_PROBLEM TO WORK ON_. Could you set down the listing below exactly and omit its images?

_RECORDS SUPPLIED_.
● ● ●
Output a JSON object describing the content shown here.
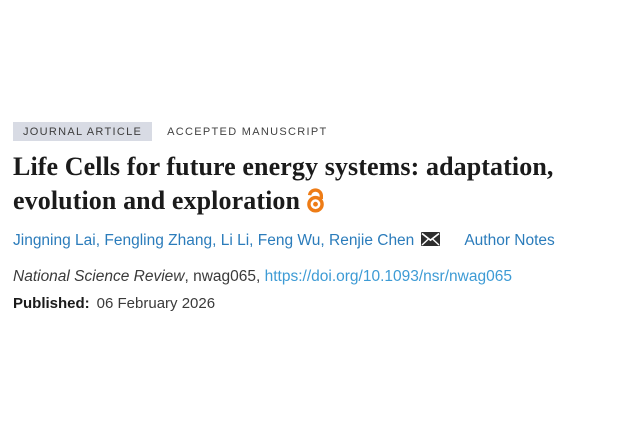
{
  "badge": {
    "type_label": "JOURNAL ARTICLE",
    "status_label": "ACCEPTED MANUSCRIPT"
  },
  "article": {
    "title": "Life Cells for future energy systems: adaptation, evolution and exploration",
    "authors": [
      "Jingning Lai",
      "Fengling Zhang",
      "Li Li",
      "Feng Wu",
      "Renjie Chen"
    ],
    "authors_separator": ", ",
    "author_notes_label": "Author Notes",
    "journal_name": "National Science Review",
    "article_id": "nwag065",
    "citation_separator_1": ", ",
    "citation_separator_2": ", ",
    "doi_url": "https://doi.org/10.1093/nsr/nwag065",
    "published_label": "Published:",
    "published_date": "06 February 2026"
  },
  "icons": {
    "open_access": "open-access-lock-icon",
    "correspondence": "envelope-icon"
  },
  "colors": {
    "badge_bg": "#d8dbe4",
    "badge_text": "#3d3d3d",
    "title_text": "#1b1b1b",
    "author_link_blue": "#2b7cbb",
    "doi_link_blue": "#3d9bd5",
    "open_access_orange": "#ee7c16",
    "body_text_gray": "#3a3a3a"
  }
}
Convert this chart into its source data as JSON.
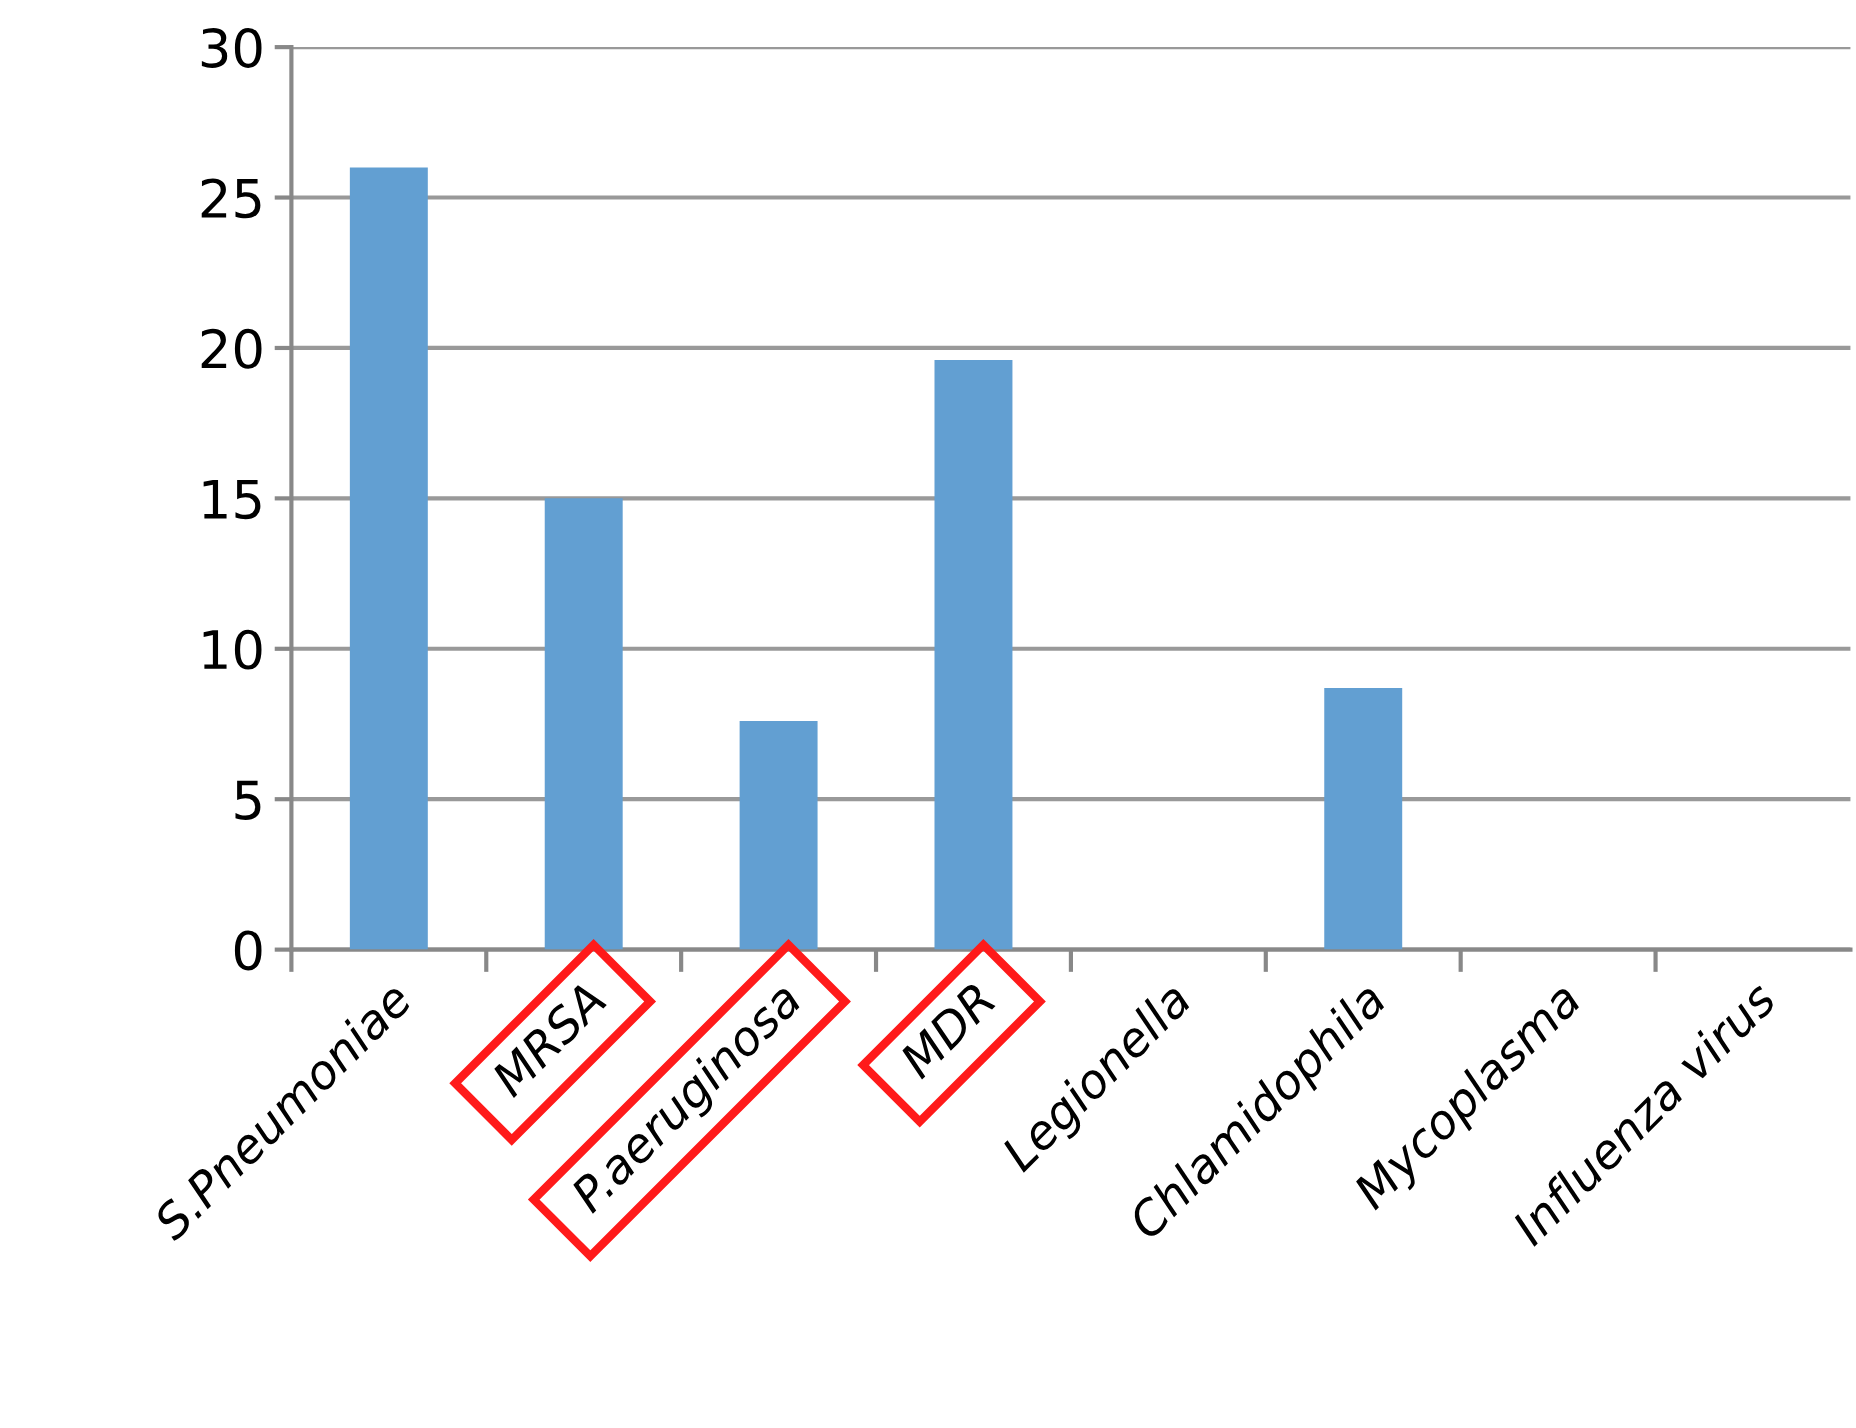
{
  "chart_data": {
    "type": "bar",
    "categories": [
      "S.Pneumoniae",
      "MRSA",
      "P.aeruginosa",
      "MDR",
      "Legionella",
      "Chlamidophila",
      "Mycoplasma",
      "Influenza virus"
    ],
    "values": [
      26,
      15,
      7.6,
      19.6,
      0,
      8.7,
      0,
      0
    ],
    "color": "#629fd2",
    "ylim": [
      0,
      30
    ],
    "yticks": [
      0,
      5,
      10,
      15,
      20,
      25,
      30
    ],
    "grid": "y",
    "legend": false
  }
}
● ● ●
_ANSWER BOX_.
Output a JSON object describing the content shown here.
{
  "badge": {
    "type_label": "JOURNAL ARTICLE",
    "status_label": "ACCEPTED MANUSCRIPT"
  },
  "article": {
    "title": "Life Cells for future energy systems: adaptation, evolution and exploration",
    "authors": [
      "Jingning Lai",
      "Fengling Zhang",
      "Li Li",
      "Feng Wu",
      "Renjie Chen"
    ],
    "authors_separator": ", ",
    "author_notes_label": "Author Notes",
    "journal_name": "National Science Review",
    "article_id": "nwag065",
    "citation_separator_1": ", ",
    "citation_separator_2": ", ",
    "doi_url": "https://doi.org/10.1093/nsr/nwag065",
    "published_label": "Published:",
    "published_date": "06 February 2026"
  },
  "icons": {
    "open_access": "open-access-lock-icon",
    "correspondence": "envelope-icon"
  },
  "colors": {
    "badge_bg": "#d8dbe4",
    "badge_text": "#3d3d3d",
    "title_text": "#1b1b1b",
    "author_link_blue": "#2b7cbb",
    "doi_link_blue": "#3d9bd5",
    "open_access_orange": "#ee7c16",
    "body_text_gray": "#3a3a3a"
  }
}
Convert this chart into its source data as JSON.
{
  "chart_data": {
    "type": "bar",
    "categories": [
      "S.Pneumoniae",
      "MRSA",
      "P.aeruginosa",
      "MDR",
      "Legionella",
      "Chlamidophila",
      "Mycoplasma",
      "Influenza virus"
    ],
    "values": [
      26,
      15,
      7.6,
      19.6,
      0,
      8.7,
      0,
      0
    ],
    "color": "#629fd2",
    "ylim": [
      0,
      30
    ],
    "yticks": [
      0,
      5,
      10,
      15,
      20,
      25,
      30
    ],
    "grid": "y",
    "legend": false
  }
}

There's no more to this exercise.